Data records
....................

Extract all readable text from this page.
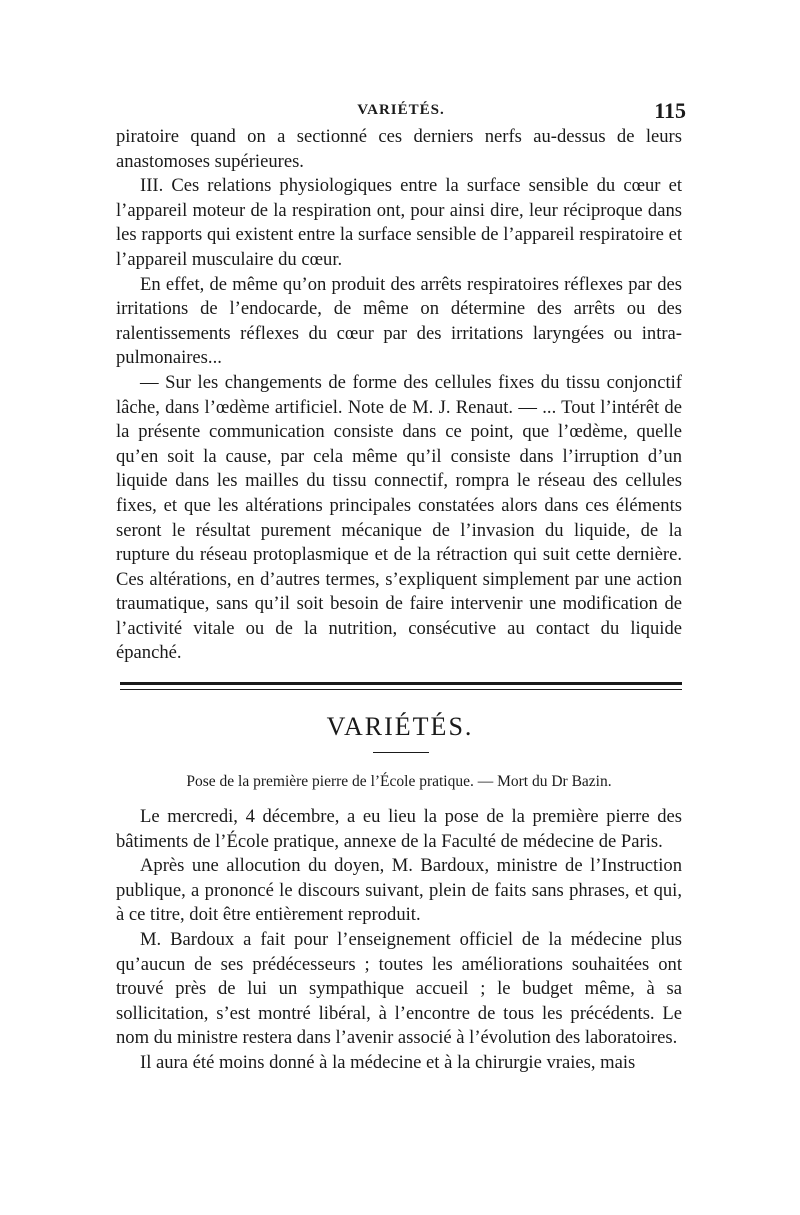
VARIÉTÉS.	115

piratoire quand on a sectionné ces derniers nerfs au-dessus de leurs anastomoses supérieures.

III. Ces relations physiologiques entre la surface sensible du cœur et l’appareil moteur de la respiration ont, pour ainsi dire, leur réciproque dans les rapports qui existent entre la surface sensible de l’appareil respiratoire et l’appareil musculaire du cœur.

En effet, de même qu’on produit des arrêts respiratoires réflexes par des irritations de l’endocarde, de même on détermine des arrêts ou des ralentissements réflexes du cœur par des irritations laryngées ou intra-pulmonaires...

— Sur les changements de forme des cellules fixes du tissu conjonctif lâche, dans l’œdème artificiel. Note de M. J. Renaut. — ... Tout l’intérêt de la présente communication consiste dans ce point, que l’œdème, quelle qu’en soit la cause, par cela même qu’il consiste dans l’irruption d’un liquide dans les mailles du tissu connectif, rompra le réseau des cellules fixes, et que les altérations principales constatées alors dans ces éléments seront le résultat purement mécanique de l’invasion du liquide, de la rupture du réseau protoplasmique et de la rétraction qui suit cette dernière. Ces altérations, en d’autres termes, s’expliquent simplement par une action traumatique, sans qu’il soit besoin de faire intervenir une modification de l’activité vitale ou de la nutrition, consécutive au contact du liquide épanché.

VARIÉTÉS.
Pose de la première pierre de l’École pratique. — Mort du Dr Bazin.

Le mercredi, 4 décembre, a eu lieu la pose de la première pierre des bâtiments de l’École pratique, annexe de la Faculté de médecine de Paris.

Après une allocution du doyen, M. Bardoux, ministre de l’Instruction publique, a prononcé le discours suivant, plein de faits sans phrases, et qui, à ce titre, doit être entièrement reproduit.

M. Bardoux a fait pour l’enseignement officiel de la médecine plus qu’aucun de ses prédécesseurs ; toutes les améliorations souhaitées ont trouvé près de lui un sympathique accueil ; le budget même, à sa sollicitation, s’est montré libéral, à l’encontre de tous les précédents. Le nom du ministre restera dans l’avenir associé à l’évolution des laboratoires.

Il aura été moins donné à la médecine et à la chirurgie vraies, mais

....................

*SET PROBLEM*: Gather each line of the records holding the string "pratique".

*ANSWER TO THIS PROBLEM*:
Pose de la première pierre de l’École pratique. — Mort du Dr Bazin.
Le mercredi, 4 décembre, a eu lieu la pose de la première pierre des bâtiments de l’École pratique, annexe de la Faculté de médecine de Paris.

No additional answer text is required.